▶ Aim of the exercise: Write out the records below once more, exactly as they stand.
[Begin]
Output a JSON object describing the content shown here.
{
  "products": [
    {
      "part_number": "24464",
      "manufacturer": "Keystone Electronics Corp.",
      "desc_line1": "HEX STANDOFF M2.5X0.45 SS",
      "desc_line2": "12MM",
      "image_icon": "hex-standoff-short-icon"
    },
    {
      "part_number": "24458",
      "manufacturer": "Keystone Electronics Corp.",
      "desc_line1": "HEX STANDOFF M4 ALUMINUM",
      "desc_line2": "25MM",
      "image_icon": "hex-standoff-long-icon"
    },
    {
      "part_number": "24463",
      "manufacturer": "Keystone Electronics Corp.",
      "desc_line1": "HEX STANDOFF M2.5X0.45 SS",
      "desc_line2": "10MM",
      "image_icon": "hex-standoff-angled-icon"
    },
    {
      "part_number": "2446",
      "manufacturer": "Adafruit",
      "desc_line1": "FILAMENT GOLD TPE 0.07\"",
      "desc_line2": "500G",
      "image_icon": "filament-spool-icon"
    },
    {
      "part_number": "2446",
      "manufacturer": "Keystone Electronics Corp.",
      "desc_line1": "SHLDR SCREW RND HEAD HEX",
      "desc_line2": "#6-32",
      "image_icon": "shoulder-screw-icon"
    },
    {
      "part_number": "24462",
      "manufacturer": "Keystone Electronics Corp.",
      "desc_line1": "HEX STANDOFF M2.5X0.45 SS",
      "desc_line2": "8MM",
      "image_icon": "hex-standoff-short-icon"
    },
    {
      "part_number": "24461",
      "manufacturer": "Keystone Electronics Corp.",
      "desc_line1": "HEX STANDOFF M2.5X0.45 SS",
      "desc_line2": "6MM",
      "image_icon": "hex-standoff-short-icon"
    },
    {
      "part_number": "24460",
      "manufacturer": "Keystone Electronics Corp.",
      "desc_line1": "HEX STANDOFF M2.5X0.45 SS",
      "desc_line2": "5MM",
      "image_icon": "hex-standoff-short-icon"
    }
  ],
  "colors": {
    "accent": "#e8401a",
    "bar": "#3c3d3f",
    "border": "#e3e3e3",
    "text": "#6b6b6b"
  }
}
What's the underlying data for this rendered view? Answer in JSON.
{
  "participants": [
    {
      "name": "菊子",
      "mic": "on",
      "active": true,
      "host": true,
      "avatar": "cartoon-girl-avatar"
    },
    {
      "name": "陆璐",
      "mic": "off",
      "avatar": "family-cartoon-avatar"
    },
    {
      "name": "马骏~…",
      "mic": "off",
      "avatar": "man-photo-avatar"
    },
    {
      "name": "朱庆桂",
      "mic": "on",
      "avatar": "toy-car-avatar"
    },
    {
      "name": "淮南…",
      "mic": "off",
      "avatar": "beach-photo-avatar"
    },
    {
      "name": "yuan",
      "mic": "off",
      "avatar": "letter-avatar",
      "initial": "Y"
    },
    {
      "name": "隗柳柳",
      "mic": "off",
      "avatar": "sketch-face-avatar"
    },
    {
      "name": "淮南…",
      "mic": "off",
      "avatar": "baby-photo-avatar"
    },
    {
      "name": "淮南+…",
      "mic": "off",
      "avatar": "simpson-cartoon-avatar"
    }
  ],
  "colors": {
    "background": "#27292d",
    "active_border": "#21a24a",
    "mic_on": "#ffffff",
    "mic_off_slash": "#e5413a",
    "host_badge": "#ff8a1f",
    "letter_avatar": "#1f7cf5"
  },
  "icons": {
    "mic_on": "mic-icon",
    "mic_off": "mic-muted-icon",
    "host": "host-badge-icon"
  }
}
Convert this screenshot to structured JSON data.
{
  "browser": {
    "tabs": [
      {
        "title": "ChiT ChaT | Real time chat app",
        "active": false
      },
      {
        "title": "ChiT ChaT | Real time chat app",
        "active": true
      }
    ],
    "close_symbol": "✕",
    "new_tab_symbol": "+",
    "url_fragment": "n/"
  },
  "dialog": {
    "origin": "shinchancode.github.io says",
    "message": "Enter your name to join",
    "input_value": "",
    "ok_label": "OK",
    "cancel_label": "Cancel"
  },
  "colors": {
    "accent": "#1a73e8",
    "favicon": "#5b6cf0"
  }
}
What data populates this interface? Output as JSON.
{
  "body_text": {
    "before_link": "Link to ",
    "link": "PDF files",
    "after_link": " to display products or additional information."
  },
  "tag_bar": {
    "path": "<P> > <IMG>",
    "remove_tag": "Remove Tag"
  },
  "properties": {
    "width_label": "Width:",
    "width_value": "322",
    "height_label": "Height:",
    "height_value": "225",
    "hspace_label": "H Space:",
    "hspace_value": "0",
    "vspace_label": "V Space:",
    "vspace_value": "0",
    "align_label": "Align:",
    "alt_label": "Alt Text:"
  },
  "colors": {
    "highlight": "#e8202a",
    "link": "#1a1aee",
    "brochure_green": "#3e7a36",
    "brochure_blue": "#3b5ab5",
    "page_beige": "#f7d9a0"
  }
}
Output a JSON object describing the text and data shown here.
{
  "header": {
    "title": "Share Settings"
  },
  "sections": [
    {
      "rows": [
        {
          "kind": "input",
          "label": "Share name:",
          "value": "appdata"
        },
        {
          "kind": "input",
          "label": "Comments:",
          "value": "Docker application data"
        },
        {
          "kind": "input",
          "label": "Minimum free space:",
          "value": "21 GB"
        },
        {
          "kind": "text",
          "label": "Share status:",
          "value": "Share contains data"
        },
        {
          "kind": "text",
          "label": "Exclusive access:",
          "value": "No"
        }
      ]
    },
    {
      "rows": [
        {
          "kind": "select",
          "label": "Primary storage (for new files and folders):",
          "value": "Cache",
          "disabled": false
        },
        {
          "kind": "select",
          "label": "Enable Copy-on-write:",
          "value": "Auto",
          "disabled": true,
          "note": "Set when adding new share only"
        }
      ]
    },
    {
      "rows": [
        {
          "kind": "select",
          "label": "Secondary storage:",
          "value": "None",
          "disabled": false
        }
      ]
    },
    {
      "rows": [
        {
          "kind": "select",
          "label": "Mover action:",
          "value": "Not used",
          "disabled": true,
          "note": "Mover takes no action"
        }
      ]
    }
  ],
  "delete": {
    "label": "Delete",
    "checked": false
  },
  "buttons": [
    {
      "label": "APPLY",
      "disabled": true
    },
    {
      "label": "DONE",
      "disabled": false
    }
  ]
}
[End]
▶ Answer for the task:
Output a JSON object describing the content shown here.
{
  "products": [
    {
      "part_number": "24464",
      "manufacturer": "Keystone Electronics Corp.",
      "desc_line1": "HEX STANDOFF M2.5X0.45 SS",
      "desc_line2": "12MM",
      "image_icon": "hex-standoff-short-icon"
    },
    {
      "part_number": "24458",
      "manufacturer": "Keystone Electronics Corp.",
      "desc_line1": "HEX STANDOFF M4 ALUMINUM",
      "desc_line2": "25MM",
      "image_icon": "hex-standoff-long-icon"
    },
    {
      "part_number": "24463",
      "manufacturer": "Keystone Electronics Corp.",
      "desc_line1": "HEX STANDOFF M2.5X0.45 SS",
      "desc_line2": "10MM",
      "image_icon": "hex-standoff-angled-icon"
    },
    {
      "part_number": "2446",
      "manufacturer": "Adafruit",
      "desc_line1": "FILAMENT GOLD TPE 0.07\"",
      "desc_line2": "500G",
      "image_icon": "filament-spool-icon"
    },
    {
      "part_number": "2446",
      "manufacturer": "Keystone Electronics Corp.",
      "desc_line1": "SHLDR SCREW RND HEAD HEX",
      "desc_line2": "#6-32",
      "image_icon": "shoulder-screw-icon"
    },
    {
      "part_number": "24462",
      "manufacturer": "Keystone Electronics Corp.",
      "desc_line1": "HEX STANDOFF M2.5X0.45 SS",
      "desc_line2": "8MM",
      "image_icon": "hex-standoff-short-icon"
    },
    {
      "part_number": "24461",
      "manufacturer": "Keystone Electronics Corp.",
      "desc_line1": "HEX STANDOFF M2.5X0.45 SS",
      "desc_line2": "6MM",
      "image_icon": "hex-standoff-short-icon"
    },
    {
      "part_number": "24460",
      "manufacturer": "Keystone Electronics Corp.",
      "desc_line1": "HEX STANDOFF M2.5X0.45 SS",
      "desc_line2": "5MM",
      "image_icon": "hex-standoff-short-icon"
    }
  ],
  "colors": {
    "accent": "#e8401a",
    "bar": "#3c3d3f",
    "border": "#e3e3e3",
    "text": "#6b6b6b"
  }
}
What's the underlying data for this rendered view? Answer in JSON.
{
  "participants": [
    {
      "name": "菊子",
      "mic": "on",
      "active": true,
      "host": true,
      "avatar": "cartoon-girl-avatar"
    },
    {
      "name": "陆璐",
      "mic": "off",
      "avatar": "family-cartoon-avatar"
    },
    {
      "name": "马骏~…",
      "mic": "off",
      "avatar": "man-photo-avatar"
    },
    {
      "name": "朱庆桂",
      "mic": "on",
      "avatar": "toy-car-avatar"
    },
    {
      "name": "淮南…",
      "mic": "off",
      "avatar": "beach-photo-avatar"
    },
    {
      "name": "yuan",
      "mic": "off",
      "avatar": "letter-avatar",
      "initial": "Y"
    },
    {
      "name": "隗柳柳",
      "mic": "off",
      "avatar": "sketch-face-avatar"
    },
    {
      "name": "淮南…",
      "mic": "off",
      "avatar": "baby-photo-avatar"
    },
    {
      "name": "淮南+…",
      "mic": "off",
      "avatar": "simpson-cartoon-avatar"
    }
  ],
  "colors": {
    "background": "#27292d",
    "active_border": "#21a24a",
    "mic_on": "#ffffff",
    "mic_off_slash": "#e5413a",
    "host_badge": "#ff8a1f",
    "letter_avatar": "#1f7cf5"
  },
  "icons": {
    "mic_on": "mic-icon",
    "mic_off": "mic-muted-icon",
    "host": "host-badge-icon"
  }
}
Convert this screenshot to structured JSON data.
{
  "browser": {
    "tabs": [
      {
        "title": "ChiT ChaT | Real time chat app",
        "active": false
      },
      {
        "title": "ChiT ChaT | Real time chat app",
        "active": true
      }
    ],
    "close_symbol": "✕",
    "new_tab_symbol": "+",
    "url_fragment": "n/"
  },
  "dialog": {
    "origin": "shinchancode.github.io says",
    "message": "Enter your name to join",
    "input_value": "",
    "ok_label": "OK",
    "cancel_label": "Cancel"
  },
  "colors": {
    "accent": "#1a73e8",
    "favicon": "#5b6cf0"
  }
}
What data populates this interface? Output as JSON.
{
  "body_text": {
    "before_link": "Link to ",
    "link": "PDF files",
    "after_link": " to display products or additional information."
  },
  "tag_bar": {
    "path": "<P> > <IMG>",
    "remove_tag": "Remove Tag"
  },
  "properties": {
    "width_label": "Width:",
    "width_value": "322",
    "height_label": "Height:",
    "height_value": "225",
    "hspace_label": "H Space:",
    "hspace_value": "0",
    "vspace_label": "V Space:",
    "vspace_value": "0",
    "align_label": "Align:",
    "alt_label": "Alt Text:"
  },
  "colors": {
    "highlight": "#e8202a",
    "link": "#1a1aee",
    "brochure_green": "#3e7a36",
    "brochure_blue": "#3b5ab5",
    "page_beige": "#f7d9a0"
  }
}
Output a JSON object describing the text and data shown here.
{
  "header": {
    "title": "Share Settings"
  },
  "sections": [
    {
      "rows": [
        {
          "kind": "input",
          "label": "Share name:",
          "value": "appdata"
        },
        {
          "kind": "input",
          "label": "Comments:",
          "value": "Docker application data"
        },
        {
          "kind": "input",
          "label": "Minimum free space:",
          "value": "21 GB"
        },
        {
          "kind": "text",
          "label": "Share status:",
          "value": "Share contains data"
        },
        {
          "kind": "text",
          "label": "Exclusive access:",
          "value": "No"
        }
      ]
    },
    {
      "rows": [
        {
          "kind": "select",
          "label": "Primary storage (for new files and folders):",
          "value": "Cache",
          "disabled": false
        },
        {
          "kind": "select",
          "label": "Enable Copy-on-write:",
          "value": "Auto",
          "disabled": true,
          "note": "Set when adding new share only"
        }
      ]
    },
    {
      "rows": [
        {
          "kind": "select",
          "label": "Secondary storage:",
          "value": "None",
          "disabled": false
        }
      ]
    },
    {
      "rows": [
        {
          "kind": "select",
          "label": "Mover action:",
          "value": "Not used",
          "disabled": true,
          "note": "Mover takes no action"
        }
      ]
    }
  ],
  "delete": {
    "label": "Delete",
    "checked": false
  },
  "buttons": [
    {
      "label": "APPLY",
      "disabled": true
    },
    {
      "label": "DONE",
      "disabled": false
    }
  ]
}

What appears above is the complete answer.